## Short task
Every entry needs to be printed exactly, please.

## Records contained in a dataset

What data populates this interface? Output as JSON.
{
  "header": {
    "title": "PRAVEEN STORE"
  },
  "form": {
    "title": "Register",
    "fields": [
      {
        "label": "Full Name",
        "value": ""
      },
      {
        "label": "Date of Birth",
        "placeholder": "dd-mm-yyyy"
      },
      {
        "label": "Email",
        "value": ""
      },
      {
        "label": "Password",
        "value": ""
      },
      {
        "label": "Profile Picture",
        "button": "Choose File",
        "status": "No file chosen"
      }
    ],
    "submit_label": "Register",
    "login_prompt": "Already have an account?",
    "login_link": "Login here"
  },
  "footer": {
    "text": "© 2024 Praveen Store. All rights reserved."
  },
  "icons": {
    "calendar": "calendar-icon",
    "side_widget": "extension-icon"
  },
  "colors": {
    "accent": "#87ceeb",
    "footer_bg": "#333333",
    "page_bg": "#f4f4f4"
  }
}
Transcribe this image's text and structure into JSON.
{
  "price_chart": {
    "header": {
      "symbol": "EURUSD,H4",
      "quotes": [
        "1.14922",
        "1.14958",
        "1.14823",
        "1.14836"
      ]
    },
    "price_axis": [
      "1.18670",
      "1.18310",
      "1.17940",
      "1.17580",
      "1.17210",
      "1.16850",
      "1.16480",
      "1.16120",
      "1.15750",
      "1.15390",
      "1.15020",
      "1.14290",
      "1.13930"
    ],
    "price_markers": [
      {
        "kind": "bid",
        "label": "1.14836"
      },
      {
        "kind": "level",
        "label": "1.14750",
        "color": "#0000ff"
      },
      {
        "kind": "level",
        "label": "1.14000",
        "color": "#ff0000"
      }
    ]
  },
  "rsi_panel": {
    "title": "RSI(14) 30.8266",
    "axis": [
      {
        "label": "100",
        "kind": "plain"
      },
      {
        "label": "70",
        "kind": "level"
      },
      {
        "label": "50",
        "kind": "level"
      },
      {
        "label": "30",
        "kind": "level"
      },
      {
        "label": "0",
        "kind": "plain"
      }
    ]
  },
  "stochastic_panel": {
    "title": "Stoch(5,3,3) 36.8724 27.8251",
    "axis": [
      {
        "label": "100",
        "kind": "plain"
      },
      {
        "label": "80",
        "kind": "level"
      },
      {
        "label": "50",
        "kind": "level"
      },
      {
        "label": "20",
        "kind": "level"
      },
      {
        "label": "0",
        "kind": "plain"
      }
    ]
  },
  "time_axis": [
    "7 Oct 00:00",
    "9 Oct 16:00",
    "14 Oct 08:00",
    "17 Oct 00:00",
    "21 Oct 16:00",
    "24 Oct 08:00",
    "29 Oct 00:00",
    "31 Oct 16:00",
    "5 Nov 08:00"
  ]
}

## Worked solution
What data populates this interface? Output as JSON.
{
  "header": {
    "title": "PRAVEEN STORE"
  },
  "form": {
    "title": "Register",
    "fields": [
      {
        "label": "Full Name",
        "value": ""
      },
      {
        "label": "Date of Birth",
        "placeholder": "dd-mm-yyyy"
      },
      {
        "label": "Email",
        "value": ""
      },
      {
        "label": "Password",
        "value": ""
      },
      {
        "label": "Profile Picture",
        "button": "Choose File",
        "status": "No file chosen"
      }
    ],
    "submit_label": "Register",
    "login_prompt": "Already have an account?",
    "login_link": "Login here"
  },
  "footer": {
    "text": "© 2024 Praveen Store. All rights reserved."
  },
  "icons": {
    "calendar": "calendar-icon",
    "side_widget": "extension-icon"
  },
  "colors": {
    "accent": "#87ceeb",
    "footer_bg": "#333333",
    "page_bg": "#f4f4f4"
  }
}
Transcribe this image's text and structure into JSON.
{
  "price_chart": {
    "header": {
      "symbol": "EURUSD,H4",
      "quotes": [
        "1.14922",
        "1.14958",
        "1.14823",
        "1.14836"
      ]
    },
    "price_axis": [
      "1.18670",
      "1.18310",
      "1.17940",
      "1.17580",
      "1.17210",
      "1.16850",
      "1.16480",
      "1.16120",
      "1.15750",
      "1.15390",
      "1.15020",
      "1.14290",
      "1.13930"
    ],
    "price_markers": [
      {
        "kind": "bid",
        "label": "1.14836"
      },
      {
        "kind": "level",
        "label": "1.14750",
        "color": "#0000ff"
      },
      {
        "kind": "level",
        "label": "1.14000",
        "color": "#ff0000"
      }
    ]
  },
  "rsi_panel": {
    "title": "RSI(14) 30.8266",
    "axis": [
      {
        "label": "100",
        "kind": "plain"
      },
      {
        "label": "70",
        "kind": "level"
      },
      {
        "label": "50",
        "kind": "level"
      },
      {
        "label": "30",
        "kind": "level"
      },
      {
        "label": "0",
        "kind": "plain"
      }
    ]
  },
  "stochastic_panel": {
    "title": "Stoch(5,3,3) 36.8724 27.8251",
    "axis": [
      {
        "label": "100",
        "kind": "plain"
      },
      {
        "label": "80",
        "kind": "level"
      },
      {
        "label": "50",
        "kind": "level"
      },
      {
        "label": "20",
        "kind": "level"
      },
      {
        "label": "0",
        "kind": "plain"
      }
    ]
  },
  "time_axis": [
    "7 Oct 00:00",
    "9 Oct 16:00",
    "14 Oct 08:00",
    "17 Oct 00:00",
    "21 Oct 16:00",
    "24 Oct 08:00",
    "29 Oct 00:00",
    "31 Oct 16:00",
    "5 Nov 08:00"
  ]
}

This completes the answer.